# INSTRUCTIONS TO FOLLOW
Restate the band profile, beginning at the words "- Origin: San" and stopping after "Combichrist, and others.". Swap each "studio" for "recording".

# EXTRACT PROVIDED
- - - - - - -
- Origin: San Diego, California, United States
- Genres: Industrial, rhythmic noise
- Instruments: Synthesizers, Sequencing, Sampling
- Years active: 2003 – present
- Label: Vendetta Music
- Members: Vuxnut Tyler Viscerine Mekanao
- Website: Official Site MySpace page

= W.A.S.T.E. (band) =

W.A.S.T.E.(We All Seek Total Entropy) is an American industrial/rhythmic noise band from San Diego, California, formed in 2003

The band was founded by artist/musician Vuxnut, and the current line-up features studio artists Tyler Viscerine of To Mega Therion and Mekanao of Embodi. W.A.S.T.E. currently has 3 studio albums, with multiple remixes and remasters both by themselves, as well as other artists in their genre, including Xotox, Alter Der Ruine, Combichrist, and others.
- - - - - - -
Annotated element listings:

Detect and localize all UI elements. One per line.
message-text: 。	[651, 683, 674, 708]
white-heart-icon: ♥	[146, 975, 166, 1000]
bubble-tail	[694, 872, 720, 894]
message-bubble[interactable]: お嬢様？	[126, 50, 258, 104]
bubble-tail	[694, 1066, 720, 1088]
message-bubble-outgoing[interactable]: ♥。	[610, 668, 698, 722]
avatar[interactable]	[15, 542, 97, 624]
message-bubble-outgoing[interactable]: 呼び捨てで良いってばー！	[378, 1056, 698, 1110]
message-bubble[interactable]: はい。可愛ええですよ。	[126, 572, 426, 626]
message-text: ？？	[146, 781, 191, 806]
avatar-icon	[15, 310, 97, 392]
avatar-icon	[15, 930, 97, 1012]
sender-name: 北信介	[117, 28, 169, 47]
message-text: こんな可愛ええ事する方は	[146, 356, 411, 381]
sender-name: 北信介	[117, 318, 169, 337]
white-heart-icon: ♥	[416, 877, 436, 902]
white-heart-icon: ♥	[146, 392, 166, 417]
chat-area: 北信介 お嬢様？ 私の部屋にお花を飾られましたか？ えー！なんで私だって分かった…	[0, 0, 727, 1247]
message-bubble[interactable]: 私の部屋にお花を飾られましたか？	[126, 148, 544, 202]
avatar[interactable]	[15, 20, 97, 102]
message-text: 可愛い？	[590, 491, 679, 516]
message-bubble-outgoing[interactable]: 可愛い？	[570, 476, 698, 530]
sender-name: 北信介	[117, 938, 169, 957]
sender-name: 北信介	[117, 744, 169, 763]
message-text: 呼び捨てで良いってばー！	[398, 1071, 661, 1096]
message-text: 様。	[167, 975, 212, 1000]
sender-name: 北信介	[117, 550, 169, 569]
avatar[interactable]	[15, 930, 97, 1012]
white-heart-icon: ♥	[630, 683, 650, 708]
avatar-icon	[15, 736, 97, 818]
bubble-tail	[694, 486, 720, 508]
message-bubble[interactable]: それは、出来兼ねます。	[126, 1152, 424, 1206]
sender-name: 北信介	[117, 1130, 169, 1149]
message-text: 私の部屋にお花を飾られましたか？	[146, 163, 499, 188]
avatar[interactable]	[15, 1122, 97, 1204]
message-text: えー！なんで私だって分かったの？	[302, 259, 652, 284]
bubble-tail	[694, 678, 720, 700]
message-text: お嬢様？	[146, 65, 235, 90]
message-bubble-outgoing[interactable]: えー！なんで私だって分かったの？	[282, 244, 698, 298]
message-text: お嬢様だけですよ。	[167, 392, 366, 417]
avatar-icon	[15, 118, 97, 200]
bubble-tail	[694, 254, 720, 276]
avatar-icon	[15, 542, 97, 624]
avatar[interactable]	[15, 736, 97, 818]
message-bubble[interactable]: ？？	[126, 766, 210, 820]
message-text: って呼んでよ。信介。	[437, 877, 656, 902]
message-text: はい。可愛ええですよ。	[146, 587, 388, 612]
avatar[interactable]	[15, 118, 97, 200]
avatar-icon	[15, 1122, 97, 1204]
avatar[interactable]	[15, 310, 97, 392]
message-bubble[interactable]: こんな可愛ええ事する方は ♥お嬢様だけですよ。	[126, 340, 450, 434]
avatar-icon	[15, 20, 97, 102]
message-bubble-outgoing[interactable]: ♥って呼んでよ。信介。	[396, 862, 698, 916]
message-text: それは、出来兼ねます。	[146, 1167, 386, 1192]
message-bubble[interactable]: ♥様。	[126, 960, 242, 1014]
- - - - - - -
# WRITTEN ANSWER
- Origin: San Diego, California, United States
- Genres: Industrial, rhythmic noise
- Instruments: Synthesizers, Sequencing, Sampling
- Years active: 2003 – present
- Label: Vendetta Music
- Members: Vuxnut Tyler Viscerine Mekanao
- Website: Official Site MySpace page

= W.A.S.T.E. (band) =

W.A.S.T.E.(We All Seek Total Entropy) is an American industrial/rhythmic noise band from San Diego, California, formed in 2003

The band was founded by artist/musician Vuxnut, and the current line-up features recording artists Tyler Viscerine of To Mega Therion and Mekanao of Embodi. W.A.S.T.E. currently has 3 recording albums, with multiple remixes and remasters both by themselves, as well as other artists in their genre, including Xotox, Alter Der Ruine, Combichrist, and others.